** Start of EXERCISE MATERIALS **
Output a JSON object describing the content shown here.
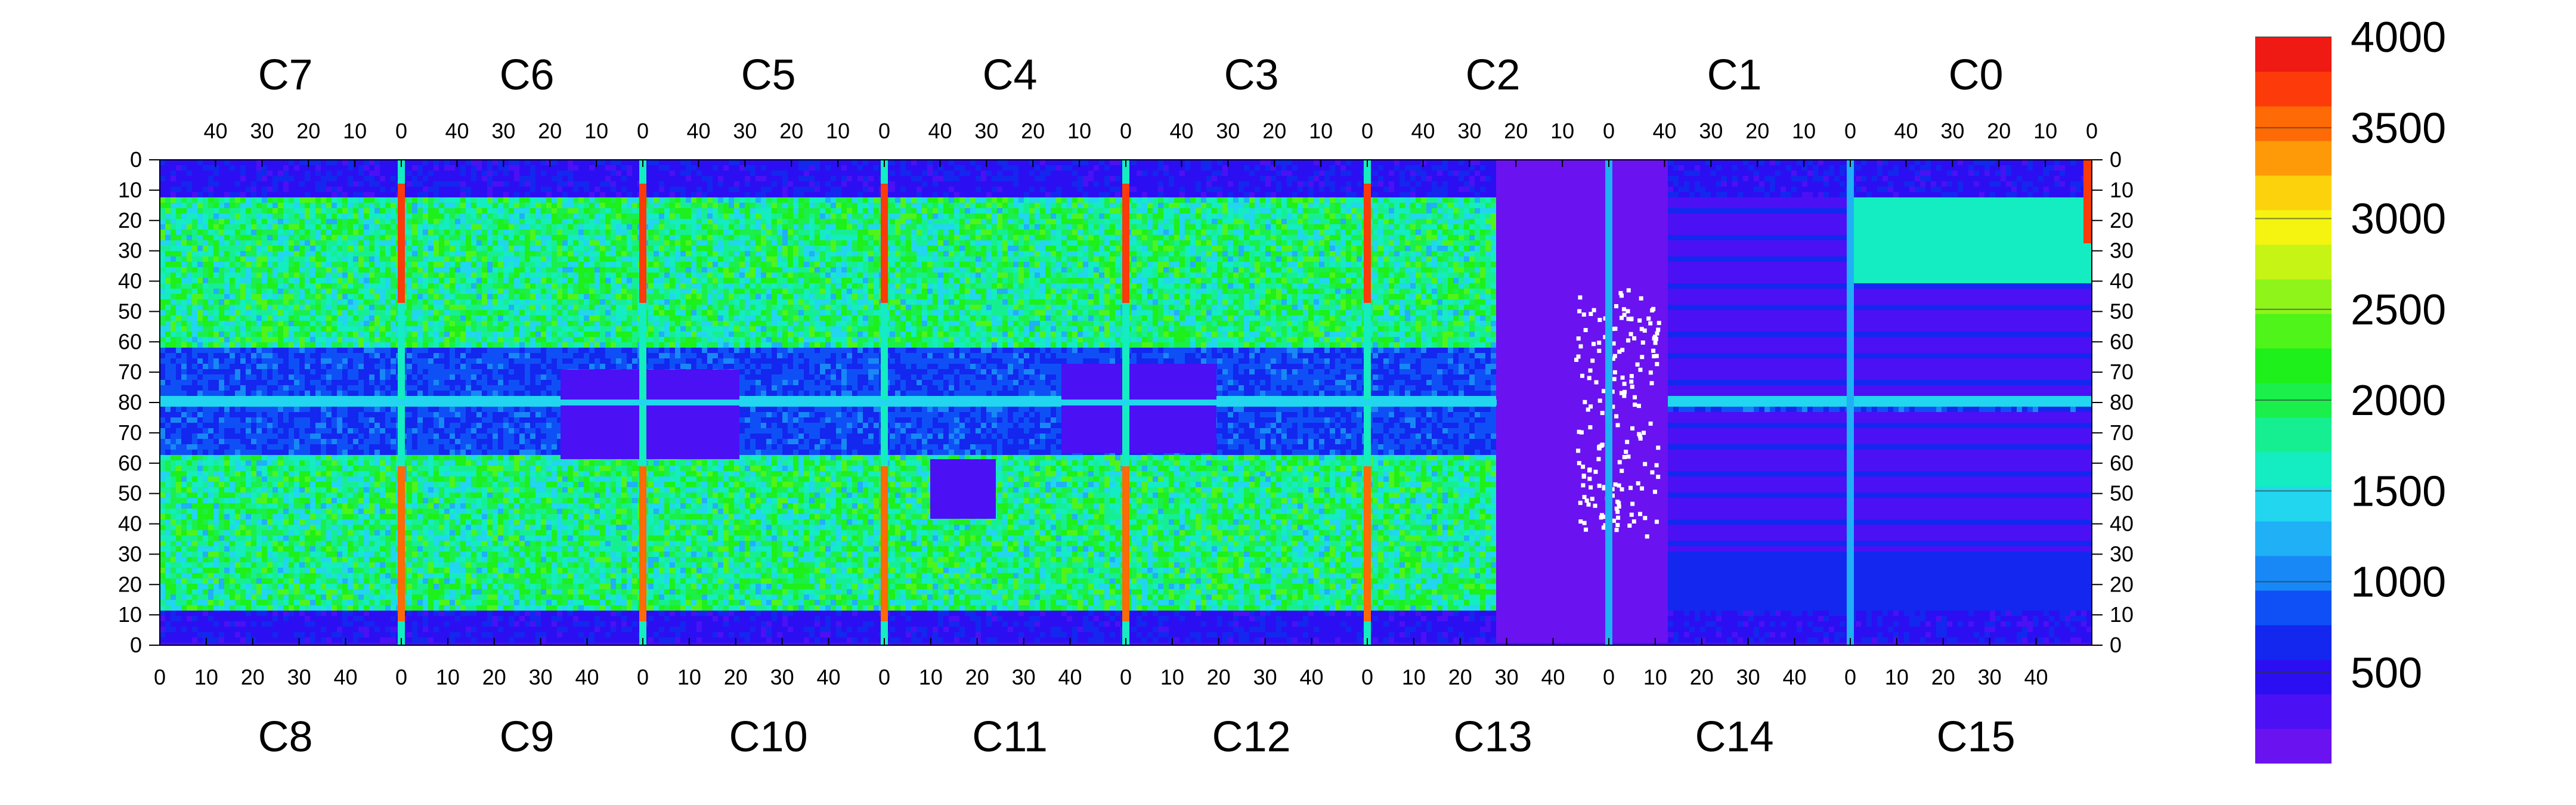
{
  "chart_data": {
    "type": "heatmap",
    "title": "",
    "xlabel": "",
    "ylabel": "",
    "chips_top": [
      "C7",
      "C6",
      "C5",
      "C4",
      "C3",
      "C2",
      "C1",
      "C0"
    ],
    "chips_bottom": [
      "C8",
      "C9",
      "C10",
      "C11",
      "C12",
      "C13",
      "C14",
      "C15"
    ],
    "x_ticks_top": [
      "40",
      "30",
      "20",
      "10",
      "0"
    ],
    "x_ticks_bottom": [
      "0",
      "10",
      "20",
      "30",
      "40"
    ],
    "y_ticks_top_half": [
      "0",
      "10",
      "20",
      "30",
      "40",
      "50",
      "60",
      "70",
      "80"
    ],
    "y_ticks_bottom_half": [
      "70",
      "60",
      "50",
      "40",
      "30",
      "20",
      "10",
      "0"
    ],
    "value_range": [
      0,
      4000
    ],
    "colorbar_ticks": [
      "500",
      "1000",
      "1500",
      "2000",
      "2500",
      "3000",
      "3500",
      "4000"
    ],
    "colorbar_colors": [
      "#6a12f0",
      "#4c10f5",
      "#2b0ff2",
      "#1327ef",
      "#0f50f6",
      "#1888f6",
      "#1fb0f6",
      "#21d6ee",
      "#14ecc1",
      "#16ef91",
      "#1aef4c",
      "#1df01a",
      "#4ef41a",
      "#8ef41a",
      "#c6f414",
      "#f4f410",
      "#fcd20c",
      "#fe9a08",
      "#fe6a05",
      "#fd3b0a",
      "#ef1a14"
    ],
    "regions": [
      {
        "band": "top",
        "rows": [
          13,
          62
        ],
        "level": 1700
      },
      {
        "band": "top",
        "rows": [
          63,
          80
        ],
        "level": 750
      },
      {
        "band": "bottom",
        "rows": [
          13,
          62
        ],
        "level": 1600
      },
      {
        "band": "bottom",
        "rows": [
          63,
          80
        ],
        "level": 650
      },
      {
        "band": "edges",
        "rows": [
          0,
          12
        ],
        "level": 350
      },
      {
        "band": "chip-boundary",
        "rows": [
          0,
          80
        ],
        "level": 3700
      },
      {
        "band": "middle",
        "rows": [
          79,
          81
        ],
        "level": 1500
      },
      {
        "band": "C13-C14 right region",
        "rows": [
          0,
          80
        ],
        "level": 150
      }
    ]
  },
  "colorbar": {
    "label": ""
  }
}
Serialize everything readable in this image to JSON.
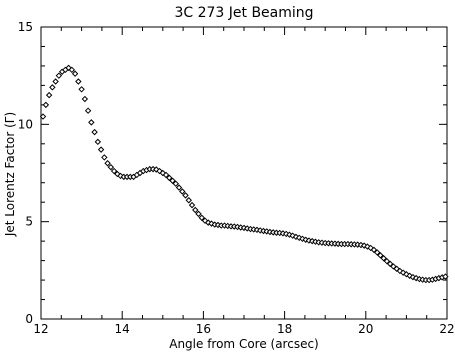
** End of EXERCISE MATERIALS **
_AIM_
From the listing above, collect each line in which the string "JSON" appears.

_EXERCISE RESULT_
Output a JSON object describing the content shown here.
Serialize everything readable in this image to JSON.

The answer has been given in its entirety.